Copy every line of the material below word for word.

→ Data to use
_ _ _
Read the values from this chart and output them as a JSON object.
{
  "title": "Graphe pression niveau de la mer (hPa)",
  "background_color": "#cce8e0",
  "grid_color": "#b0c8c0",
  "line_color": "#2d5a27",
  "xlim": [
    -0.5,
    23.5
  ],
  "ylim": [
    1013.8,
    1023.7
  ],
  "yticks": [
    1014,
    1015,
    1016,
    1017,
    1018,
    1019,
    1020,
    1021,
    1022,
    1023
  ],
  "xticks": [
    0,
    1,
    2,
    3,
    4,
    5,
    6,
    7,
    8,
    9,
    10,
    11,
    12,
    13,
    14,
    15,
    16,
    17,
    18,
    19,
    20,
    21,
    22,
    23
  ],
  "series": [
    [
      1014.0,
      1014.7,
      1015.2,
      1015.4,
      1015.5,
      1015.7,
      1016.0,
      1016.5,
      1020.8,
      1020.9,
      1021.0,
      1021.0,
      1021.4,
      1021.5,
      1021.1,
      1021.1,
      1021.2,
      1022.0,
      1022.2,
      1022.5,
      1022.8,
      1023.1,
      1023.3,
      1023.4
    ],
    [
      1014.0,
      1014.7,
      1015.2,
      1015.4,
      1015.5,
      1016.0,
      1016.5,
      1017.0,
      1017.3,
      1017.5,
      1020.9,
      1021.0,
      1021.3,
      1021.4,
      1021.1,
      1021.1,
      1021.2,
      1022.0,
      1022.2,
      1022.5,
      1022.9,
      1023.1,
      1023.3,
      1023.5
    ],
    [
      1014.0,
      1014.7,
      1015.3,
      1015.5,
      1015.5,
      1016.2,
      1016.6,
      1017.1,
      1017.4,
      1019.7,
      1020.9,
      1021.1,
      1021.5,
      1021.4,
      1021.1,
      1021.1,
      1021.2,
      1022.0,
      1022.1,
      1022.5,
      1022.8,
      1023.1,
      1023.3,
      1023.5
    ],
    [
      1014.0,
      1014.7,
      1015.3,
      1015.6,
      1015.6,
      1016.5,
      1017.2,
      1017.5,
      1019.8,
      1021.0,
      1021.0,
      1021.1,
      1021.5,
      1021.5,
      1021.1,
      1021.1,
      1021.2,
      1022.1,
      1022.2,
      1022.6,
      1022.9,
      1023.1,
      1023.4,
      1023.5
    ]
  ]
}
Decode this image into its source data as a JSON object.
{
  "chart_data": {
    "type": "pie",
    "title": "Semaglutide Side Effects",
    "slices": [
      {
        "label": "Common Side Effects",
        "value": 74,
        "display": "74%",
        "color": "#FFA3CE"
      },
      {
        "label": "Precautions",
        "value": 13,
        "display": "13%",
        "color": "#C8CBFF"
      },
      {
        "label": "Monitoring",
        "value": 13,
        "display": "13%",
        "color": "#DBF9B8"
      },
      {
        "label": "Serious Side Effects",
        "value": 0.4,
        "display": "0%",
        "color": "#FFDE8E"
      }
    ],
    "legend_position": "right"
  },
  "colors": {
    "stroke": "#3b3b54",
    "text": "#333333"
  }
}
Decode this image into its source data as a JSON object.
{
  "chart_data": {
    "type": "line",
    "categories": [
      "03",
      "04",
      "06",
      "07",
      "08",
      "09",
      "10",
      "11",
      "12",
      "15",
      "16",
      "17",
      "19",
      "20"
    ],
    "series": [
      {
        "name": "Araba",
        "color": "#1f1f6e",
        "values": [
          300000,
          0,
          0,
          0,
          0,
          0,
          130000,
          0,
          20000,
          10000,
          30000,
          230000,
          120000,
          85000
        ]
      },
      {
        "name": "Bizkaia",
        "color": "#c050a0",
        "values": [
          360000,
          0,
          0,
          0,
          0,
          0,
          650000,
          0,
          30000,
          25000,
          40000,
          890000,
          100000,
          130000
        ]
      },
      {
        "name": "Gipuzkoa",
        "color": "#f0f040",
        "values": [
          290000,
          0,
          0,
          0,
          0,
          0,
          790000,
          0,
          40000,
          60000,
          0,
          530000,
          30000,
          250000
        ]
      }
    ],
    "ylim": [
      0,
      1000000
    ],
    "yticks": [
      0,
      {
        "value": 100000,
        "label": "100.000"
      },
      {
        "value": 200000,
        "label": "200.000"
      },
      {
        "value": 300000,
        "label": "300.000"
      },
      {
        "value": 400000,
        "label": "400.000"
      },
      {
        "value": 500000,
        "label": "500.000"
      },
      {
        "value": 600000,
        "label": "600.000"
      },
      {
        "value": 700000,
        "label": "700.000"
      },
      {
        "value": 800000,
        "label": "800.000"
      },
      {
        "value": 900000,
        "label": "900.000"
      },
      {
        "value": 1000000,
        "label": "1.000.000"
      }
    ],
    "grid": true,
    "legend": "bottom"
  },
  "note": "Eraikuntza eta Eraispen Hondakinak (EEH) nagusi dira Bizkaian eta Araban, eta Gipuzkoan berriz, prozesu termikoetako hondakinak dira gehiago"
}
_ _ _
→ Solution for this problem
Read the values from this chart and output them as a JSON object.
{
  "title": "Graphe pression niveau de la mer (hPa)",
  "background_color": "#cce8e0",
  "grid_color": "#b0c8c0",
  "line_color": "#2d5a27",
  "xlim": [
    -0.5,
    23.5
  ],
  "ylim": [
    1013.8,
    1023.7
  ],
  "yticks": [
    1014,
    1015,
    1016,
    1017,
    1018,
    1019,
    1020,
    1021,
    1022,
    1023
  ],
  "xticks": [
    0,
    1,
    2,
    3,
    4,
    5,
    6,
    7,
    8,
    9,
    10,
    11,
    12,
    13,
    14,
    15,
    16,
    17,
    18,
    19,
    20,
    21,
    22,
    23
  ],
  "series": [
    [
      1014.0,
      1014.7,
      1015.2,
      1015.4,
      1015.5,
      1015.7,
      1016.0,
      1016.5,
      1020.8,
      1020.9,
      1021.0,
      1021.0,
      1021.4,
      1021.5,
      1021.1,
      1021.1,
      1021.2,
      1022.0,
      1022.2,
      1022.5,
      1022.8,
      1023.1,
      1023.3,
      1023.4
    ],
    [
      1014.0,
      1014.7,
      1015.2,
      1015.4,
      1015.5,
      1016.0,
      1016.5,
      1017.0,
      1017.3,
      1017.5,
      1020.9,
      1021.0,
      1021.3,
      1021.4,
      1021.1,
      1021.1,
      1021.2,
      1022.0,
      1022.2,
      1022.5,
      1022.9,
      1023.1,
      1023.3,
      1023.5
    ],
    [
      1014.0,
      1014.7,
      1015.3,
      1015.5,
      1015.5,
      1016.2,
      1016.6,
      1017.1,
      1017.4,
      1019.7,
      1020.9,
      1021.1,
      1021.5,
      1021.4,
      1021.1,
      1021.1,
      1021.2,
      1022.0,
      1022.1,
      1022.5,
      1022.8,
      1023.1,
      1023.3,
      1023.5
    ],
    [
      1014.0,
      1014.7,
      1015.3,
      1015.6,
      1015.6,
      1016.5,
      1017.2,
      1017.5,
      1019.8,
      1021.0,
      1021.0,
      1021.1,
      1021.5,
      1021.5,
      1021.1,
      1021.1,
      1021.2,
      1022.1,
      1022.2,
      1022.6,
      1022.9,
      1023.1,
      1023.4,
      1023.5
    ]
  ]
}
Decode this image into its source data as a JSON object.
{
  "chart_data": {
    "type": "pie",
    "title": "Semaglutide Side Effects",
    "slices": [
      {
        "label": "Common Side Effects",
        "value": 74,
        "display": "74%",
        "color": "#FFA3CE"
      },
      {
        "label": "Precautions",
        "value": 13,
        "display": "13%",
        "color": "#C8CBFF"
      },
      {
        "label": "Monitoring",
        "value": 13,
        "display": "13%",
        "color": "#DBF9B8"
      },
      {
        "label": "Serious Side Effects",
        "value": 0.4,
        "display": "0%",
        "color": "#FFDE8E"
      }
    ],
    "legend_position": "right"
  },
  "colors": {
    "stroke": "#3b3b54",
    "text": "#333333"
  }
}
Decode this image into its source data as a JSON object.
{
  "chart_data": {
    "type": "line",
    "categories": [
      "03",
      "04",
      "06",
      "07",
      "08",
      "09",
      "10",
      "11",
      "12",
      "15",
      "16",
      "17",
      "19",
      "20"
    ],
    "series": [
      {
        "name": "Araba",
        "color": "#1f1f6e",
        "values": [
          300000,
          0,
          0,
          0,
          0,
          0,
          130000,
          0,
          20000,
          10000,
          30000,
          230000,
          120000,
          85000
        ]
      },
      {
        "name": "Bizkaia",
        "color": "#c050a0",
        "values": [
          360000,
          0,
          0,
          0,
          0,
          0,
          650000,
          0,
          30000,
          25000,
          40000,
          890000,
          100000,
          130000
        ]
      },
      {
        "name": "Gipuzkoa",
        "color": "#f0f040",
        "values": [
          290000,
          0,
          0,
          0,
          0,
          0,
          790000,
          0,
          40000,
          60000,
          0,
          530000,
          30000,
          250000
        ]
      }
    ],
    "ylim": [
      0,
      1000000
    ],
    "yticks": [
      0,
      {
        "value": 100000,
        "label": "100.000"
      },
      {
        "value": 200000,
        "label": "200.000"
      },
      {
        "value": 300000,
        "label": "300.000"
      },
      {
        "value": 400000,
        "label": "400.000"
      },
      {
        "value": 500000,
        "label": "500.000"
      },
      {
        "value": 600000,
        "label": "600.000"
      },
      {
        "value": 700000,
        "label": "700.000"
      },
      {
        "value": 800000,
        "label": "800.000"
      },
      {
        "value": 900000,
        "label": "900.000"
      },
      {
        "value": 1000000,
        "label": "1.000.000"
      }
    ],
    "grid": true,
    "legend": "bottom"
  },
  "note": "Eraikuntza eta Eraispen Hondakinak (EEH) nagusi dira Bizkaian eta Araban, eta Gipuzkoan berriz, prozesu termikoetako hondakinak dira gehiago"
}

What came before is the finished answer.